原文 |
クリエイティブの現場のみならず、ビジネスや研究などあらゆる場所で使われる「デザイン」という言葉。あまりに解釈の幅がひろがり、ほとんど「人それぞれ」とも言える。

では当のデザイナーやデザインの現場に関わる人々は「デザイン」という言葉をどのように捉えているのか、その個人的な解釈を聞き、集めた同人誌が『私的デザインの現在地』だ。作ったのは、自身もデザイナーとして活躍する、よりデザイン代表の吉竹遼さん。

吉竹さんに制作の背景やその過程で考えたこと、キャリアを通じてのデザインとの歩みを伺いながら、話は「デザインの現在地」へと向かっていく。

吉竹遼

よりデザイン

フェンリル株式会社にてスマートフォンアプリの企画・UIデザインに従事後、STANDARDへ参画。UIデザインを中心に、新規事業の立ち上げ・既存事業の改善などを支援。2018年に よりデザイン として独立後、THE GUILDにパートナーとして参画。近著に『はじめてのUIデザイン 改訂版』(共著)など。東洋美術学校 非常勤講師。

記されるのはデザイナーたちの「秘密の本音」?

―― 『私的デザインの現在地』はどのような本なのでしょうか?

課題の要件 |
a) 原文のインタビュー記事の経歴紹介で、吉竹遼さんの所属先や関わった先として挙げられている組織名をすべて書き出してください。
b) 原文のインタビュー記事を、最後の問いに続けて書き進めてください。

提供データ |
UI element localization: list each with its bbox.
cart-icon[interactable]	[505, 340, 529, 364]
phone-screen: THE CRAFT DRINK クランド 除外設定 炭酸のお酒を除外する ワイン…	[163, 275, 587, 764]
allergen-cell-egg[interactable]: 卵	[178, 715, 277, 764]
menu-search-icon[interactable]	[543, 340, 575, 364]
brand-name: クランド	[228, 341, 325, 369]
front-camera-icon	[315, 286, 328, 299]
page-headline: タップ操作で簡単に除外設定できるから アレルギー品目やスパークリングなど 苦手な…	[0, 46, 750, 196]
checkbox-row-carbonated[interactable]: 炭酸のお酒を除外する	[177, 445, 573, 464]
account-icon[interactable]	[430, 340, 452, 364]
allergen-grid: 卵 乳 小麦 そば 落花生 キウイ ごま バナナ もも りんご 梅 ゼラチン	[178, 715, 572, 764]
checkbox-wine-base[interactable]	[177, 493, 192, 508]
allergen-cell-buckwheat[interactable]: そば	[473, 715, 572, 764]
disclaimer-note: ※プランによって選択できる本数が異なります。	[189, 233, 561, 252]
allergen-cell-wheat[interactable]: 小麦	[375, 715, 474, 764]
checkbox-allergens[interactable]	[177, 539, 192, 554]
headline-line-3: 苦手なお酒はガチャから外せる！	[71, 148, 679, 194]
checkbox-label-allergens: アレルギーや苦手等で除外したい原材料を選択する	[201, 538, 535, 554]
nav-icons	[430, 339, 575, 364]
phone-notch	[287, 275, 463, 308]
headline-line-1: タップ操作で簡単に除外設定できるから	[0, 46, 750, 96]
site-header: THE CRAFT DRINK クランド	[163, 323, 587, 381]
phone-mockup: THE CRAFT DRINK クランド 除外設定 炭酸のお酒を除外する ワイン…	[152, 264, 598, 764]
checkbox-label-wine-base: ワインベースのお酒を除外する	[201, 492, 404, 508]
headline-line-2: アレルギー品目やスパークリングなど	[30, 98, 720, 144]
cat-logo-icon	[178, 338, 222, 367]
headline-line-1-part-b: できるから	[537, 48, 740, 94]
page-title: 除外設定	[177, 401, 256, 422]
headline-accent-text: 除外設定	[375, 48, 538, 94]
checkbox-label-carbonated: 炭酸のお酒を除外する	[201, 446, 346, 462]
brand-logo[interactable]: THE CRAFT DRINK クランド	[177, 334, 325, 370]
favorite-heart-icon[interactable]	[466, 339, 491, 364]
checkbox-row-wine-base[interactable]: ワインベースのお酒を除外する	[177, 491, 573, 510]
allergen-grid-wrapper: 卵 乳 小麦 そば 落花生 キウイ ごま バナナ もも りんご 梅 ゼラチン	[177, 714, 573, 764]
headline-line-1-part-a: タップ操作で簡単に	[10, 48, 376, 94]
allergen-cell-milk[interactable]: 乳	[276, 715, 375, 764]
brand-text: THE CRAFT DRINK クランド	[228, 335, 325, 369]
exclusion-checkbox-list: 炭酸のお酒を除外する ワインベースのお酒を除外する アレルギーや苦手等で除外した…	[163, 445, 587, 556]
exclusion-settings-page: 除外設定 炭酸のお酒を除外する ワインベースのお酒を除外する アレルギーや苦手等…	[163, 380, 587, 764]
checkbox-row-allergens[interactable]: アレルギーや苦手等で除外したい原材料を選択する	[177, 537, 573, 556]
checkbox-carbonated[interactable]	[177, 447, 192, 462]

* * *

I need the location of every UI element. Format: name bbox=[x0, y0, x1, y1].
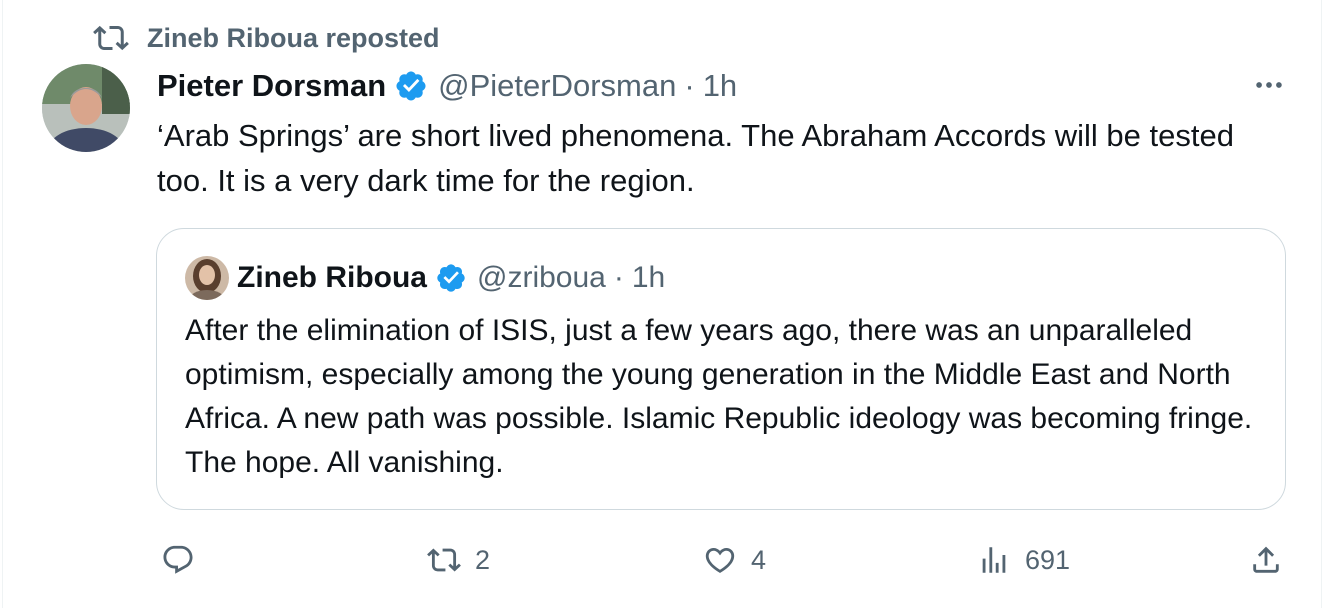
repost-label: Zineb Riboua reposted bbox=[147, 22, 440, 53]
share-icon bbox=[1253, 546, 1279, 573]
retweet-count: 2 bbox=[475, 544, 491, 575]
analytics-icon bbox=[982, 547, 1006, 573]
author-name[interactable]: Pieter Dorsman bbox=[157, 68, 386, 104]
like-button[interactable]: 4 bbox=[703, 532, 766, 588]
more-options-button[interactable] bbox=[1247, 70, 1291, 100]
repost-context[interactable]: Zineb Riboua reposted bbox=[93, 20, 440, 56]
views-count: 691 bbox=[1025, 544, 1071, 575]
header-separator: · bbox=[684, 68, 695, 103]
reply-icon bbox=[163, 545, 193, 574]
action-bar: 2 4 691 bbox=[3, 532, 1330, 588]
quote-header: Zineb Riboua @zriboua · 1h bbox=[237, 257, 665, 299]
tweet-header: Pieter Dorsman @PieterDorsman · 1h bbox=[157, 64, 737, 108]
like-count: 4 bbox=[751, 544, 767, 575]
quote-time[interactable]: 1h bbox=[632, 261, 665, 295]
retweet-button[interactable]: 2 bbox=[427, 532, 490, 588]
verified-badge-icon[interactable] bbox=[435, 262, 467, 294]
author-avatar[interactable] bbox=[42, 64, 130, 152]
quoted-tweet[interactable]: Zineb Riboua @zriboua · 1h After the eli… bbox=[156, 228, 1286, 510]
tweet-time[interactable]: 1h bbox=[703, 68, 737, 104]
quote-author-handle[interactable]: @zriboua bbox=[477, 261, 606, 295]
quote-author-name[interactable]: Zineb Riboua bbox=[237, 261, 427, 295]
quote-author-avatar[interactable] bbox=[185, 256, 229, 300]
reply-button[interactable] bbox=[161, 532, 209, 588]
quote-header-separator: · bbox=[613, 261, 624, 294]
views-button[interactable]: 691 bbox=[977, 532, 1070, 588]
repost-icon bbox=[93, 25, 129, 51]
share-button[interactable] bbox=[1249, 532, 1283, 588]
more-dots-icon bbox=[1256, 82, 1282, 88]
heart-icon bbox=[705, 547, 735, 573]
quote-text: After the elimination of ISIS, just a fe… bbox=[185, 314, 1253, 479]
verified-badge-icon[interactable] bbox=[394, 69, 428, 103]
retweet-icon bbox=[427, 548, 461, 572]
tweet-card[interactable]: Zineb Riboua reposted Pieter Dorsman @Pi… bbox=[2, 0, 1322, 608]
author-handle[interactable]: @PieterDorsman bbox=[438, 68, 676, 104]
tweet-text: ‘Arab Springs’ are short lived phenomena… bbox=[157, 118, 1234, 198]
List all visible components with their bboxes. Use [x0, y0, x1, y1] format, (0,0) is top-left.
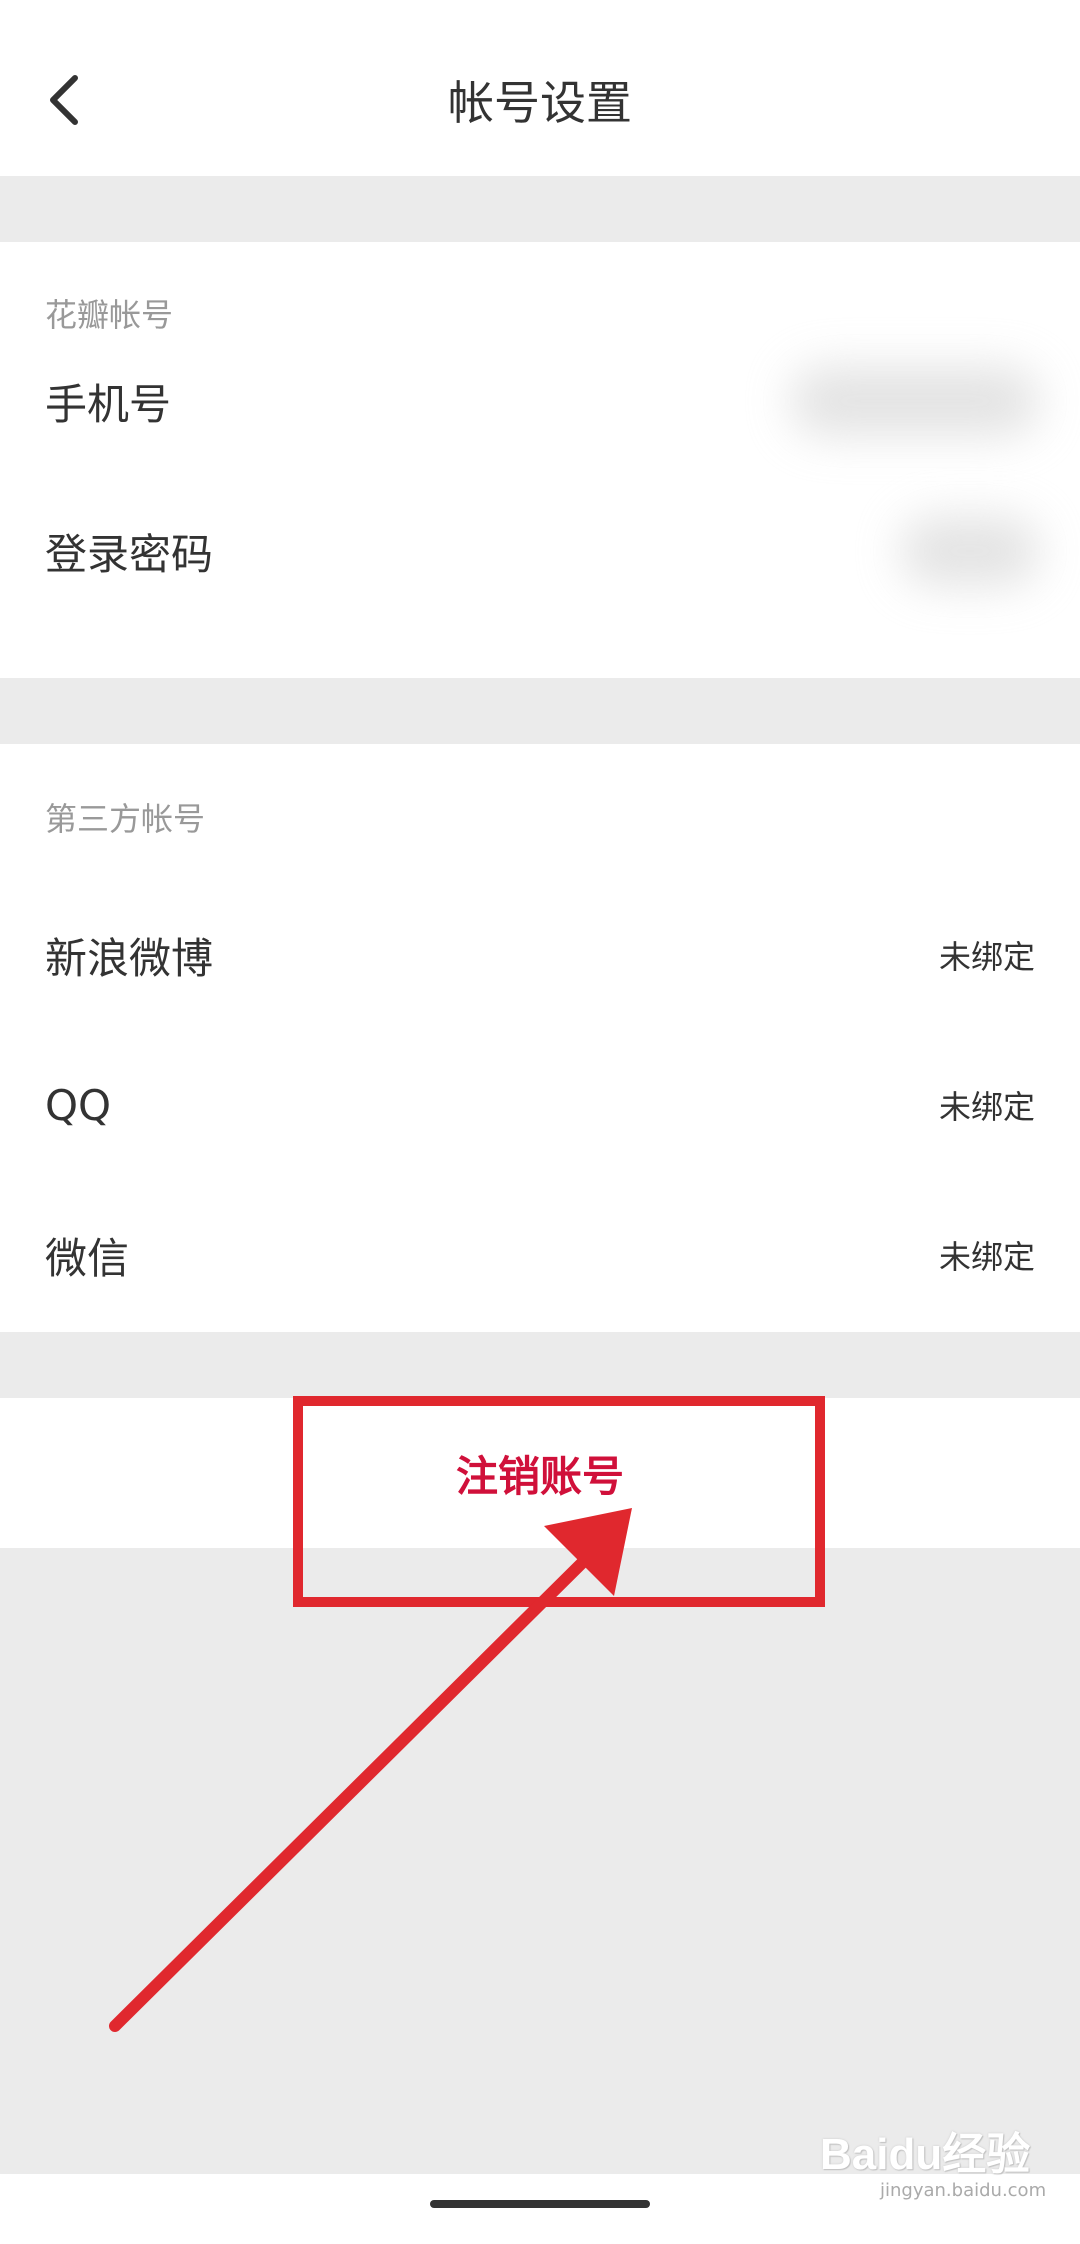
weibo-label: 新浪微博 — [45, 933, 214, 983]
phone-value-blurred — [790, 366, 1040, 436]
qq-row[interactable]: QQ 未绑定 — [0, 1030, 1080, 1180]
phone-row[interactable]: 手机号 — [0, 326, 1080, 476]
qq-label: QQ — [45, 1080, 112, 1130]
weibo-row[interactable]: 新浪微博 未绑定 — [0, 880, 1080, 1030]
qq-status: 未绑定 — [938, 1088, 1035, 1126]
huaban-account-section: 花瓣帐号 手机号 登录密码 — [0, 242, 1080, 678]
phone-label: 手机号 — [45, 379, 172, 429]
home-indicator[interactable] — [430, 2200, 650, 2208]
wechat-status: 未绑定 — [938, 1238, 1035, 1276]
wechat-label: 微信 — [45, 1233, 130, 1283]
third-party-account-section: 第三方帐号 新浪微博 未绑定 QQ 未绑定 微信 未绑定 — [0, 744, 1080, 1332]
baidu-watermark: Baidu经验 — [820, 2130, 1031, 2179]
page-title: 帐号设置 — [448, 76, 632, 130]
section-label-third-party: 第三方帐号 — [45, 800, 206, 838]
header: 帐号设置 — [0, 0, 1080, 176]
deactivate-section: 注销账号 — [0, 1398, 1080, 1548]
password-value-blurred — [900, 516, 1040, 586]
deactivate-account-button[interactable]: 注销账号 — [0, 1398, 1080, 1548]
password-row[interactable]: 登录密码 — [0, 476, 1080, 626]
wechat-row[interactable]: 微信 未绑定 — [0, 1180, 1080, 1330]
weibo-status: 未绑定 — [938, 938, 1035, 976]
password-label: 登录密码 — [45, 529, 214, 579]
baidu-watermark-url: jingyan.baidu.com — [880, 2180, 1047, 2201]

--

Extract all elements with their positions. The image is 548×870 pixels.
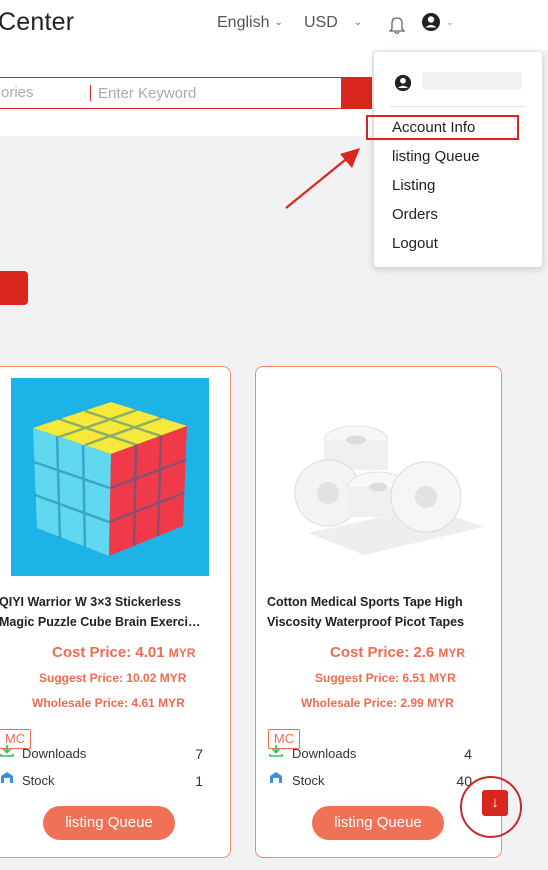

解答 |
a) フェンリル株式会社、STANDARD、よりデザイン、THE GUILD、東洋美術学校

b)
 吉竹:この本はデザイナーやデザインに関わる出版社の編集の方など、41名に参加いただいた寄稿集です。「デザインとは〇〇かもしれない」というフォーマットを用意して、これに当てはまる言葉やイメージを皆さんから集め、まとめました。特徴は、誰が参加したかはクレジットでわかるけれど、誰がどんな言葉を寄稿したかは明かされていないことです。

―― なぜそのような作り方に?

吉竹:読み手にバイアスをかけたくなかったからです。参加いただいた中には名前が知られている方も多く参加されています。名前がバイネームで書かれていると、「これは○○さんの言葉だから正しい」とか、良い言葉だ、みたいになってしまうことを避けたかったんです。もう一つ、書き手にとっても半匿名性は利点になるとも思っていました。つまり、表ではなかなか言い出せないこと、言いづらいことをここに書き出していただく、という目論見です。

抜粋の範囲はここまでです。